What this task involves:
Report every line in the listing below where the string "question" shows up.

Exercise data:
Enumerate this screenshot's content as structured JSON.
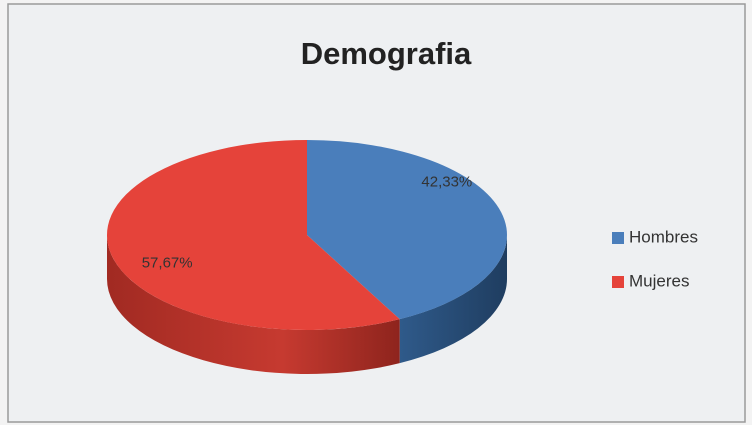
{
  "chart_data": {
    "type": "pie",
    "title": "Demografia",
    "categories": [
      "Hombres",
      "Mujeres"
    ],
    "values": [
      42.33,
      57.67
    ],
    "value_labels": [
      "42,33%",
      "57,67%"
    ],
    "colors": [
      "#4a7ebb",
      "#e5433a"
    ],
    "legend": "right"
  }
}
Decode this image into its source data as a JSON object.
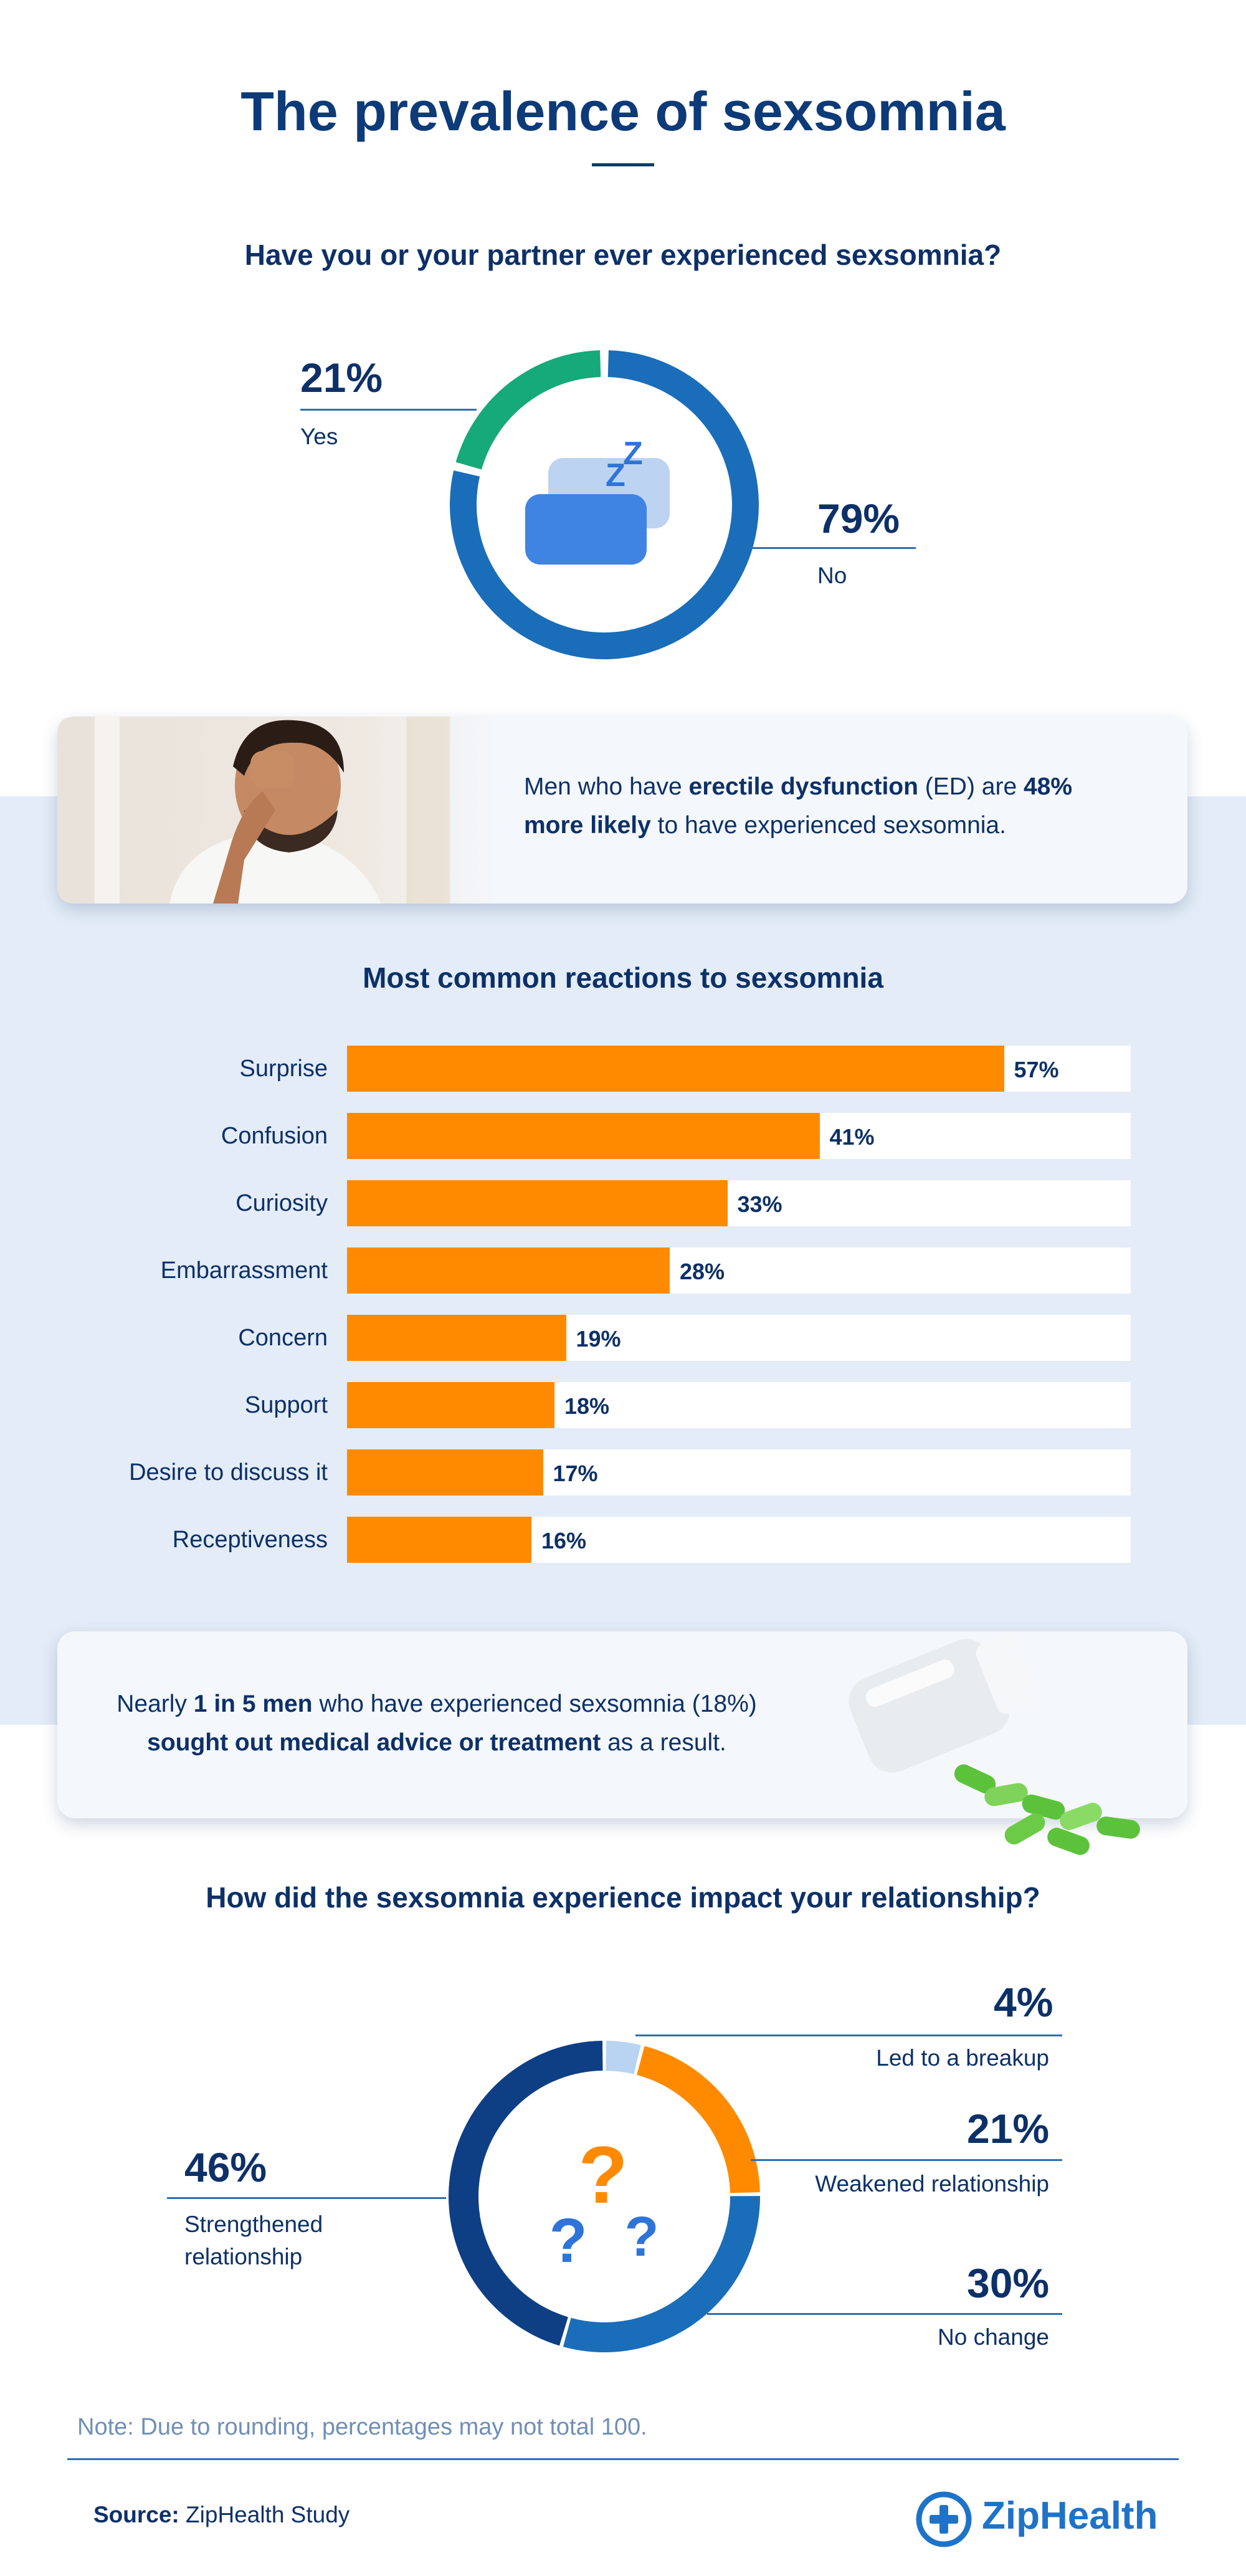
{
  "title": "The prevalence of sexsomnia",
  "experience": {
    "question": "Have you or your partner ever experienced sexsomnia?",
    "yes_pct": "21%",
    "yes_label": "Yes",
    "no_pct": "79%",
    "no_label": "No",
    "zz": "Z"
  },
  "ed_card": {
    "t1": "Men who have ",
    "b1": "erectile dysfunction",
    "t2": " (ED) are ",
    "b2": "48%",
    "b3": "more likely",
    "t3": " to have experienced sexsomnia."
  },
  "reactions": {
    "title": "Most common reactions to sexsomnia"
  },
  "treatment_card": {
    "t1": "Nearly ",
    "b1": "1 in 5 men",
    "t2": " who have experienced sexsomnia (18%)",
    "b2": "sought out medical advice or treatment",
    "t3": " as a result."
  },
  "relationship": {
    "question": "How did the sexsomnia experience impact your relationship?",
    "breakup_pct": "4%",
    "breakup_label": "Led to a breakup",
    "weakened_pct": "21%",
    "weakened_label": "Weakened relationship",
    "nochange_pct": "30%",
    "nochange_label": "No change",
    "strengthened_pct": "46%",
    "strengthened_label_1": "Strengthened",
    "strengthened_label_2": "relationship",
    "qmark": "?"
  },
  "note": "Note: Due to rounding, percentages may not total 100.",
  "source_label": "Source:",
  "source_value": " ZipHealth Study",
  "brand": "ZipHealth",
  "colors": {
    "navy": "#0d3068",
    "donut_blue": "#1a6db9",
    "donut_green": "#16a97a",
    "orange": "#ff8a00",
    "dark_navy": "#0e3f85",
    "light_blue": "#b9d3f2"
  },
  "chart_data": [
    {
      "type": "pie",
      "title": "Have you or your partner ever experienced sexsomnia?",
      "categories": [
        "Yes",
        "No"
      ],
      "values": [
        21,
        79
      ],
      "unit": "%"
    },
    {
      "type": "bar",
      "title": "Most common reactions to sexsomnia",
      "orientation": "horizontal",
      "categories": [
        "Surprise",
        "Confusion",
        "Curiosity",
        "Embarrassment",
        "Concern",
        "Support",
        "Desire to discuss it",
        "Receptiveness"
      ],
      "values": [
        57,
        41,
        33,
        28,
        19,
        18,
        17,
        16
      ],
      "unit": "%",
      "xlim": [
        0,
        68
      ]
    },
    {
      "type": "pie",
      "title": "How did the sexsomnia experience impact your relationship?",
      "categories": [
        "Led to a breakup",
        "Weakened relationship",
        "No change",
        "Strengthened relationship"
      ],
      "values": [
        4,
        21,
        30,
        46
      ],
      "unit": "%"
    }
  ]
}
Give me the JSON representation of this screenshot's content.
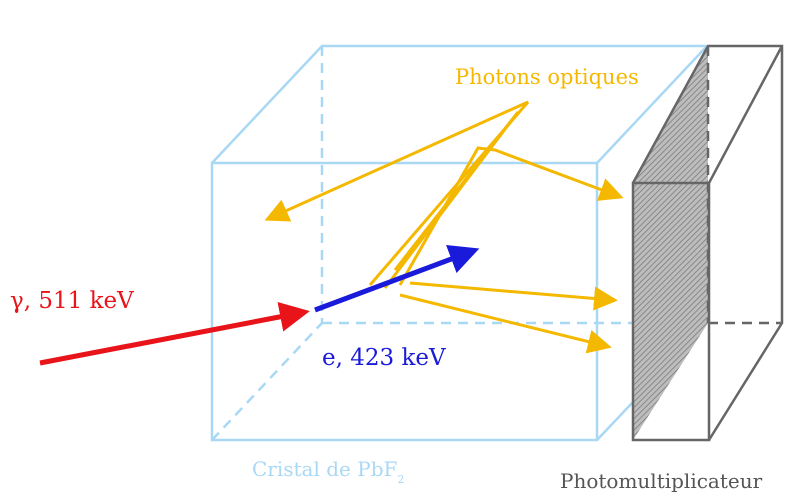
{
  "labels": {
    "photons": "Photons optiques",
    "gamma": "γ, 511 keV",
    "electron": "e, 423 keV",
    "crystal": "Cristal de PbF",
    "crystal_sub": "2",
    "pmt": "Photomultiplicateur"
  }
}
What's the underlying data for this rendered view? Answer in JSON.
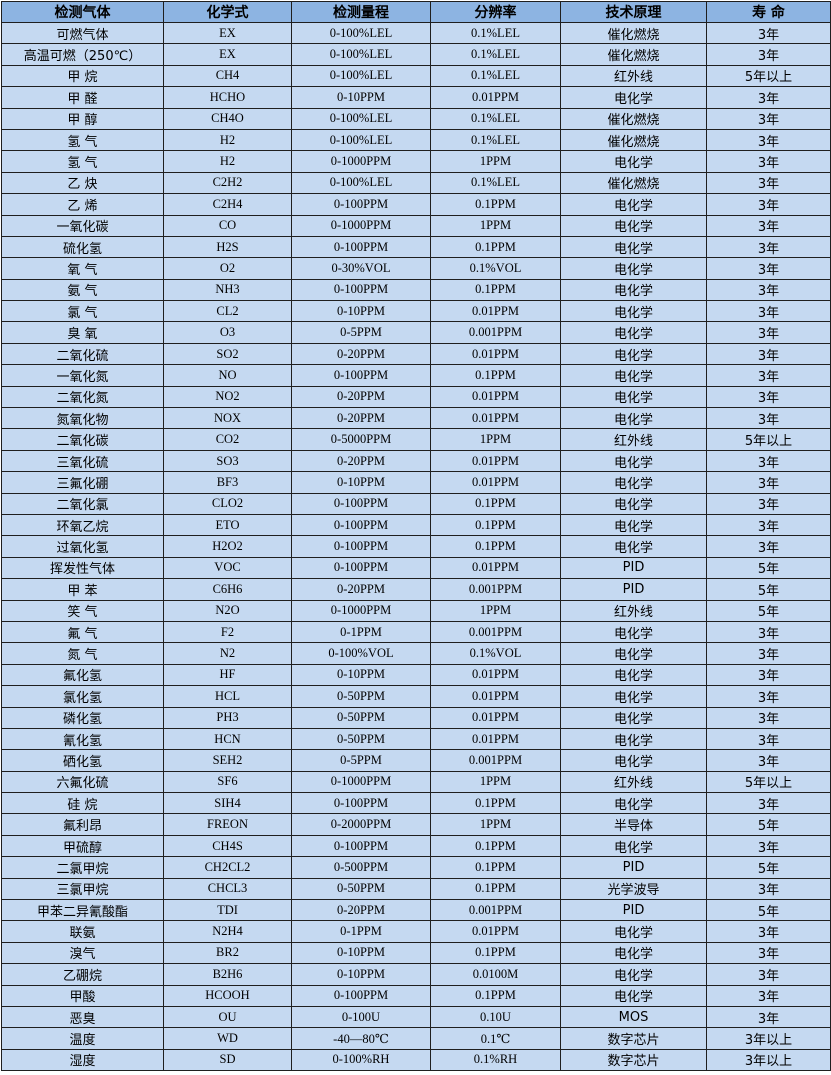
{
  "header": [
    "检测气体",
    "化学式",
    "检测量程",
    "分辨率",
    "技术原理",
    "寿 命"
  ],
  "rows": [
    [
      "可燃气体",
      "EX",
      "0-100%LEL",
      "0.1%LEL",
      "催化燃烧",
      "3年"
    ],
    [
      "高温可燃（250℃）",
      "EX",
      "0-100%LEL",
      "0.1%LEL",
      "催化燃烧",
      "3年"
    ],
    [
      "甲 烷",
      "CH4",
      "0-100%LEL",
      "0.1%LEL",
      "红外线",
      "5年以上"
    ],
    [
      "甲 醛",
      "HCHO",
      "0-10PPM",
      "0.01PPM",
      "电化学",
      "3年"
    ],
    [
      "甲 醇",
      "CH4O",
      "0-100%LEL",
      "0.1%LEL",
      "催化燃烧",
      "3年"
    ],
    [
      "氢 气",
      "H2",
      "0-100%LEL",
      "0.1%LEL",
      "催化燃烧",
      "3年"
    ],
    [
      "氢 气",
      "H2",
      "0-1000PPM",
      "1PPM",
      "电化学",
      "3年"
    ],
    [
      "乙 炔",
      "C2H2",
      "0-100%LEL",
      "0.1%LEL",
      "催化燃烧",
      "3年"
    ],
    [
      "乙 烯",
      "C2H4",
      "0-100PPM",
      "0.1PPM",
      "电化学",
      "3年"
    ],
    [
      "一氧化碳",
      "CO",
      "0-1000PPM",
      "1PPM",
      "电化学",
      "3年"
    ],
    [
      "硫化氢",
      "H2S",
      "0-100PPM",
      "0.1PPM",
      "电化学",
      "3年"
    ],
    [
      "氧 气",
      "O2",
      "0-30%VOL",
      "0.1%VOL",
      "电化学",
      "3年"
    ],
    [
      "氨 气",
      "NH3",
      "0-100PPM",
      "0.1PPM",
      "电化学",
      "3年"
    ],
    [
      "氯 气",
      "CL2",
      "0-10PPM",
      "0.01PPM",
      "电化学",
      "3年"
    ],
    [
      "臭 氧",
      "O3",
      "0-5PPM",
      "0.001PPM",
      "电化学",
      "3年"
    ],
    [
      "二氧化硫",
      "SO2",
      "0-20PPM",
      "0.01PPM",
      "电化学",
      "3年"
    ],
    [
      "一氧化氮",
      "NO",
      "0-100PPM",
      "0.1PPM",
      "电化学",
      "3年"
    ],
    [
      "二氧化氮",
      "NO2",
      "0-20PPM",
      "0.01PPM",
      "电化学",
      "3年"
    ],
    [
      "氮氧化物",
      "NOX",
      "0-20PPM",
      "0.01PPM",
      "电化学",
      "3年"
    ],
    [
      "二氧化碳",
      "CO2",
      "0-5000PPM",
      "1PPM",
      "红外线",
      "5年以上"
    ],
    [
      "三氧化硫",
      "SO3",
      "0-20PPM",
      "0.01PPM",
      "电化学",
      "3年"
    ],
    [
      "三氟化硼",
      "BF3",
      "0-10PPM",
      "0.01PPM",
      "电化学",
      "3年"
    ],
    [
      "二氧化氯",
      "CLO2",
      "0-100PPM",
      "0.1PPM",
      "电化学",
      "3年"
    ],
    [
      "环氧乙烷",
      "ETO",
      "0-100PPM",
      "0.1PPM",
      "电化学",
      "3年"
    ],
    [
      "过氧化氢",
      "H2O2",
      "0-100PPM",
      "0.1PPM",
      "电化学",
      "3年"
    ],
    [
      "挥发性气体",
      "VOC",
      "0-100PPM",
      "0.01PPM",
      "PID",
      "5年"
    ],
    [
      "甲 苯",
      "C6H6",
      "0-20PPM",
      "0.001PPM",
      "PID",
      "5年"
    ],
    [
      "笑 气",
      "N2O",
      "0-1000PPM",
      "1PPM",
      "红外线",
      "5年"
    ],
    [
      "氟 气",
      "F2",
      "0-1PPM",
      "0.001PPM",
      "电化学",
      "3年"
    ],
    [
      "氮 气",
      "N2",
      "0-100%VOL",
      "0.1%VOL",
      "电化学",
      "3年"
    ],
    [
      "氟化氢",
      "HF",
      "0-10PPM",
      "0.01PPM",
      "电化学",
      "3年"
    ],
    [
      "氯化氢",
      "HCL",
      "0-50PPM",
      "0.01PPM",
      "电化学",
      "3年"
    ],
    [
      "磷化氢",
      "PH3",
      "0-50PPM",
      "0.01PPM",
      "电化学",
      "3年"
    ],
    [
      "氰化氢",
      "HCN",
      "0-50PPM",
      "0.01PPM",
      "电化学",
      "3年"
    ],
    [
      "硒化氢",
      "SEH2",
      "0-5PPM",
      "0.001PPM",
      "电化学",
      "3年"
    ],
    [
      "六氟化硫",
      "SF6",
      "0-1000PPM",
      "1PPM",
      "红外线",
      "5年以上"
    ],
    [
      "硅 烷",
      "SIH4",
      "0-100PPM",
      "0.1PPM",
      "电化学",
      "3年"
    ],
    [
      "氟利昂",
      "FREON",
      "0-2000PPM",
      "1PPM",
      "半导体",
      "5年"
    ],
    [
      "甲硫醇",
      "CH4S",
      "0-100PPM",
      "0.1PPM",
      "电化学",
      "3年"
    ],
    [
      "二氯甲烷",
      "CH2CL2",
      "0-500PPM",
      "0.1PPM",
      "PID",
      "5年"
    ],
    [
      "三氯甲烷",
      "CHCL3",
      "0-50PPM",
      "0.1PPM",
      "光学波导",
      "3年"
    ],
    [
      "甲苯二异氰酸酯",
      "TDI",
      "0-20PPM",
      "0.001PPM",
      "PID",
      "5年"
    ],
    [
      "联氨",
      "N2H4",
      "0-1PPM",
      "0.01PPM",
      "电化学",
      "3年"
    ],
    [
      "溴气",
      "BR2",
      "0-10PPM",
      "0.1PPM",
      "电化学",
      "3年"
    ],
    [
      "乙硼烷",
      "B2H6",
      "0-10PPM",
      "0.0100M",
      "电化学",
      "3年"
    ],
    [
      "甲酸",
      "HCOOH",
      "0-100PPM",
      "0.1PPM",
      "电化学",
      "3年"
    ],
    [
      "恶臭",
      "OU",
      "0-100U",
      "0.10U",
      "MOS",
      "3年"
    ],
    [
      "温度",
      "WD",
      "-40—80℃",
      "0.1℃",
      "数字芯片",
      "3年以上"
    ],
    [
      "湿度",
      "SD",
      "0-100%RH",
      "0.1%RH",
      "数字芯片",
      "3年以上"
    ]
  ],
  "colors": {
    "header_bg": "#8db4e2",
    "row_bg": "#c5d9f1",
    "border": "#1f1f1f"
  }
}
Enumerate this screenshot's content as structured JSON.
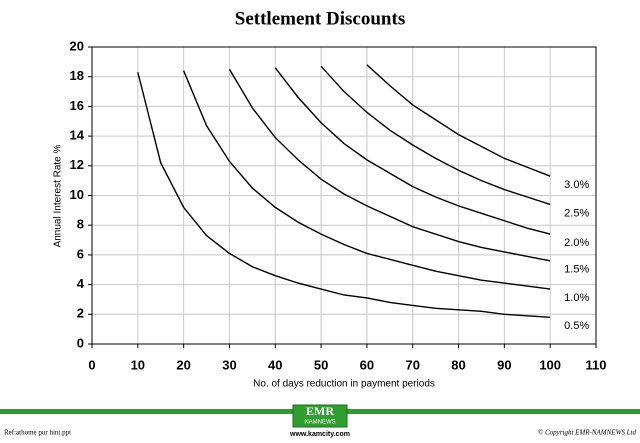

Exercise solution:
    "question": "Have you or your partner ever experienced sexsomnia?",
    "question": "How did the sexsomnia experience impact your relationship?",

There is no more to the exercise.